_Data for this exercise_

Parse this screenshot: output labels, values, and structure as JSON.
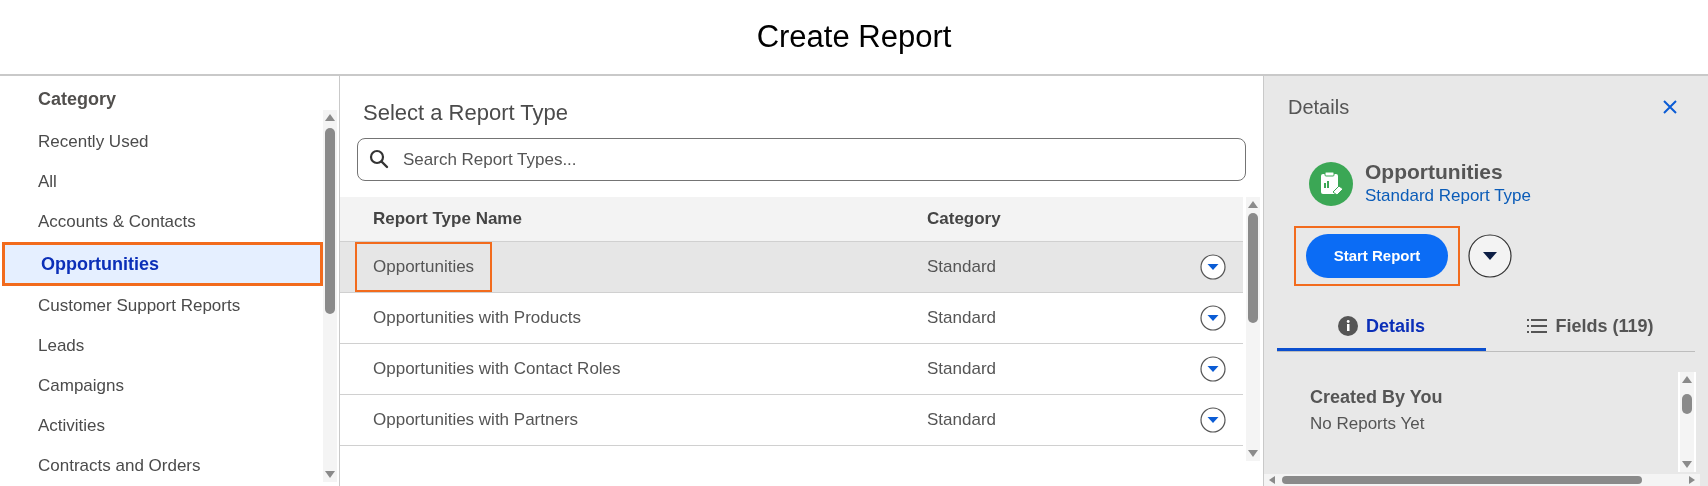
{
  "title": "Create Report",
  "sidebar": {
    "heading": "Category",
    "items": [
      {
        "label": "Recently Used",
        "selected": false
      },
      {
        "label": "All",
        "selected": false
      },
      {
        "label": "Accounts & Contacts",
        "selected": false
      },
      {
        "label": "Opportunities",
        "selected": true
      },
      {
        "label": "Customer Support Reports",
        "selected": false
      },
      {
        "label": "Leads",
        "selected": false
      },
      {
        "label": "Campaigns",
        "selected": false
      },
      {
        "label": "Activities",
        "selected": false
      },
      {
        "label": "Contracts and Orders",
        "selected": false
      }
    ]
  },
  "main": {
    "heading": "Select a Report Type",
    "search": {
      "placeholder": "Search Report Types..."
    },
    "table": {
      "columns": [
        "Report Type Name",
        "Category"
      ],
      "rows": [
        {
          "name": "Opportunities",
          "category": "Standard",
          "selected": true
        },
        {
          "name": "Opportunities with Products",
          "category": "Standard",
          "selected": false
        },
        {
          "name": "Opportunities with Contact Roles",
          "category": "Standard",
          "selected": false
        },
        {
          "name": "Opportunities with Partners",
          "category": "Standard",
          "selected": false
        }
      ]
    }
  },
  "details": {
    "title": "Details",
    "report": {
      "name": "Opportunities",
      "type": "Standard Report Type"
    },
    "start_button": {
      "label": "Start Report",
      "highlighted": true
    },
    "tabs": [
      {
        "label": "Details",
        "kind": "info",
        "selected": true
      },
      {
        "label": "Fields (119)",
        "kind": "list",
        "selected": false
      }
    ],
    "sections": [
      {
        "heading": "Created By You",
        "text": "No Reports Yet"
      }
    ]
  }
}
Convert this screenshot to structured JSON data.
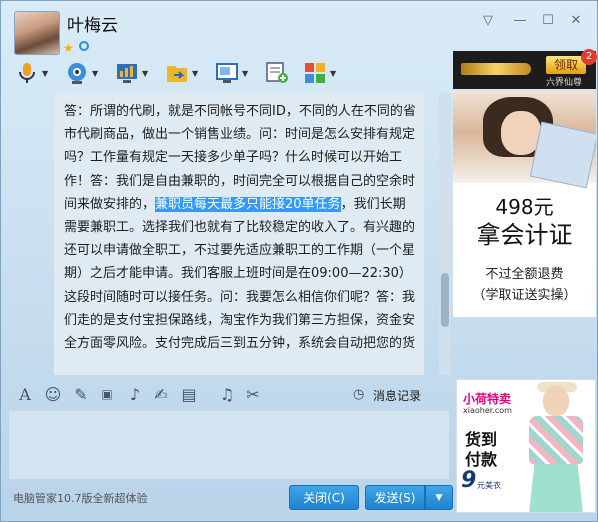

_Given problem_
Tally the lines of the data that contain the string "screenshot" and report the total alone.

_Exercise output_
2